The task | Copy out all of the material, matching it word for word.

>> BEGIN Record extracts

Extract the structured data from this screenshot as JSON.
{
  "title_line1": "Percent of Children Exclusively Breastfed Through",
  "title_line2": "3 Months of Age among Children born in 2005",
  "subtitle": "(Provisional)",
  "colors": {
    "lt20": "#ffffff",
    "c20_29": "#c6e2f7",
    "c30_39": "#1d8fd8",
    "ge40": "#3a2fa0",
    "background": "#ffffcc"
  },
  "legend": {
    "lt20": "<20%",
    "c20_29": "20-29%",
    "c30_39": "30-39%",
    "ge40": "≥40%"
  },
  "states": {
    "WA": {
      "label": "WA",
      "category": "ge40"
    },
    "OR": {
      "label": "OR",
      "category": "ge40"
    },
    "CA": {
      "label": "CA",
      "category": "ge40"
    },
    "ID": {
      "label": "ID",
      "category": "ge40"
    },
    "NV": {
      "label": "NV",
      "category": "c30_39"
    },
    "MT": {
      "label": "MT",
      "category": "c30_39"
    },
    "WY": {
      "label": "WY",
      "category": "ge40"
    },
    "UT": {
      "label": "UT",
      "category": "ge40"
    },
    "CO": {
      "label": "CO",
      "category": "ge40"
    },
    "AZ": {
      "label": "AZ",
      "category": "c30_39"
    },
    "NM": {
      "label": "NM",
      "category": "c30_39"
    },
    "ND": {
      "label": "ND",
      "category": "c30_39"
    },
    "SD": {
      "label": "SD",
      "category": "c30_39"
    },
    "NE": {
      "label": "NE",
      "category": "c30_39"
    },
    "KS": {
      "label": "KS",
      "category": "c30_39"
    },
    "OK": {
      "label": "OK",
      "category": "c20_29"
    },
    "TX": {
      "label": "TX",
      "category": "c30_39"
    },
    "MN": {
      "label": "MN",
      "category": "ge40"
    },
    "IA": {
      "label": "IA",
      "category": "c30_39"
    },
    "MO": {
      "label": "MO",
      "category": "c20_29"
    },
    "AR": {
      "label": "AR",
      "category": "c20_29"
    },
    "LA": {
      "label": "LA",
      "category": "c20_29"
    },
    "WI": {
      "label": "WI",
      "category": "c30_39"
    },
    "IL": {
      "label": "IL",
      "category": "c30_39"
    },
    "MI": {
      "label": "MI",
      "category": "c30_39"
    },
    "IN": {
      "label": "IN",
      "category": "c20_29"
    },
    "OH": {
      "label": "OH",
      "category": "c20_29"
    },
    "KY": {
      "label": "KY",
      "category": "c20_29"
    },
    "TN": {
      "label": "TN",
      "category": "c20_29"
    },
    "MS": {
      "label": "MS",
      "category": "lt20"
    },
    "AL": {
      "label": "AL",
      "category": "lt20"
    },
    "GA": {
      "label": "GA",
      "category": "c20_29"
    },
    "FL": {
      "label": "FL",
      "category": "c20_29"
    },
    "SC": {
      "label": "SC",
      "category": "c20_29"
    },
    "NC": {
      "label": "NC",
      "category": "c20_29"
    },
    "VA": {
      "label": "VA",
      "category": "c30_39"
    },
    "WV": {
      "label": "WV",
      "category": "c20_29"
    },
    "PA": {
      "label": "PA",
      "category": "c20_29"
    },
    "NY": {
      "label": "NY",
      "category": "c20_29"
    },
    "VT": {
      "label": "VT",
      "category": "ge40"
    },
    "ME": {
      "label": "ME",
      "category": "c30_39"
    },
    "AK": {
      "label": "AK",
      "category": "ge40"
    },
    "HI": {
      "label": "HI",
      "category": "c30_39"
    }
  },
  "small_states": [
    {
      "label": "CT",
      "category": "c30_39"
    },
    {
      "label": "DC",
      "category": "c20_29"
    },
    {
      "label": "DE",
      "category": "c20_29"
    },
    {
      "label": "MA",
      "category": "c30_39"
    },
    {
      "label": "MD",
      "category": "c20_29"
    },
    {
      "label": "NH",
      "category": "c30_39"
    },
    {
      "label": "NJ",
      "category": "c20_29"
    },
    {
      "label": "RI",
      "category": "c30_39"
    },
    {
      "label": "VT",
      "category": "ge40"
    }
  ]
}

>> END Record extracts

Problem solution |
Extract the structured data from this screenshot as JSON.
{
  "title_line1": "Percent of Children Exclusively Breastfed Through",
  "title_line2": "3 Months of Age among Children born in 2005",
  "subtitle": "(Provisional)",
  "colors": {
    "lt20": "#ffffff",
    "c20_29": "#c6e2f7",
    "c30_39": "#1d8fd8",
    "ge40": "#3a2fa0",
    "background": "#ffffcc"
  },
  "legend": {
    "lt20": "<20%",
    "c20_29": "20-29%",
    "c30_39": "30-39%",
    "ge40": "≥40%"
  },
  "states": {
    "WA": {
      "label": "WA",
      "category": "ge40"
    },
    "OR": {
      "label": "OR",
      "category": "ge40"
    },
    "CA": {
      "label": "CA",
      "category": "ge40"
    },
    "ID": {
      "label": "ID",
      "category": "ge40"
    },
    "NV": {
      "label": "NV",
      "category": "c30_39"
    },
    "MT": {
      "label": "MT",
      "category": "c30_39"
    },
    "WY": {
      "label": "WY",
      "category": "ge40"
    },
    "UT": {
      "label": "UT",
      "category": "ge40"
    },
    "CO": {
      "label": "CO",
      "category": "ge40"
    },
    "AZ": {
      "label": "AZ",
      "category": "c30_39"
    },
    "NM": {
      "label": "NM",
      "category": "c30_39"
    },
    "ND": {
      "label": "ND",
      "category": "c30_39"
    },
    "SD": {
      "label": "SD",
      "category": "c30_39"
    },
    "NE": {
      "label": "NE",
      "category": "c30_39"
    },
    "KS": {
      "label": "KS",
      "category": "c30_39"
    },
    "OK": {
      "label": "OK",
      "category": "c20_29"
    },
    "TX": {
      "label": "TX",
      "category": "c30_39"
    },
    "MN": {
      "label": "MN",
      "category": "ge40"
    },
    "IA": {
      "label": "IA",
      "category": "c30_39"
    },
    "MO": {
      "label": "MO",
      "category": "c20_29"
    },
    "AR": {
      "label": "AR",
      "category": "c20_29"
    },
    "LA": {
      "label": "LA",
      "category": "c20_29"
    },
    "WI": {
      "label": "WI",
      "category": "c30_39"
    },
    "IL": {
      "label": "IL",
      "category": "c30_39"
    },
    "MI": {
      "label": "MI",
      "category": "c30_39"
    },
    "IN": {
      "label": "IN",
      "category": "c20_29"
    },
    "OH": {
      "label": "OH",
      "category": "c20_29"
    },
    "KY": {
      "label": "KY",
      "category": "c20_29"
    },
    "TN": {
      "label": "TN",
      "category": "c20_29"
    },
    "MS": {
      "label": "MS",
      "category": "lt20"
    },
    "AL": {
      "label": "AL",
      "category": "lt20"
    },
    "GA": {
      "label": "GA",
      "category": "c20_29"
    },
    "FL": {
      "label": "FL",
      "category": "c20_29"
    },
    "SC": {
      "label": "SC",
      "category": "c20_29"
    },
    "NC": {
      "label": "NC",
      "category": "c20_29"
    },
    "VA": {
      "label": "VA",
      "category": "c30_39"
    },
    "WV": {
      "label": "WV",
      "category": "c20_29"
    },
    "PA": {
      "label": "PA",
      "category": "c20_29"
    },
    "NY": {
      "label": "NY",
      "category": "c20_29"
    },
    "VT": {
      "label": "VT",
      "category": "ge40"
    },
    "ME": {
      "label": "ME",
      "category": "c30_39"
    },
    "AK": {
      "label": "AK",
      "category": "ge40"
    },
    "HI": {
      "label": "HI",
      "category": "c30_39"
    }
  },
  "small_states": [
    {
      "label": "CT",
      "category": "c30_39"
    },
    {
      "label": "DC",
      "category": "c20_29"
    },
    {
      "label": "DE",
      "category": "c20_29"
    },
    {
      "label": "MA",
      "category": "c30_39"
    },
    {
      "label": "MD",
      "category": "c20_29"
    },
    {
      "label": "NH",
      "category": "c30_39"
    },
    {
      "label": "NJ",
      "category": "c20_29"
    },
    {
      "label": "RI",
      "category": "c30_39"
    },
    {
      "label": "VT",
      "category": "ge40"
    }
  ]
}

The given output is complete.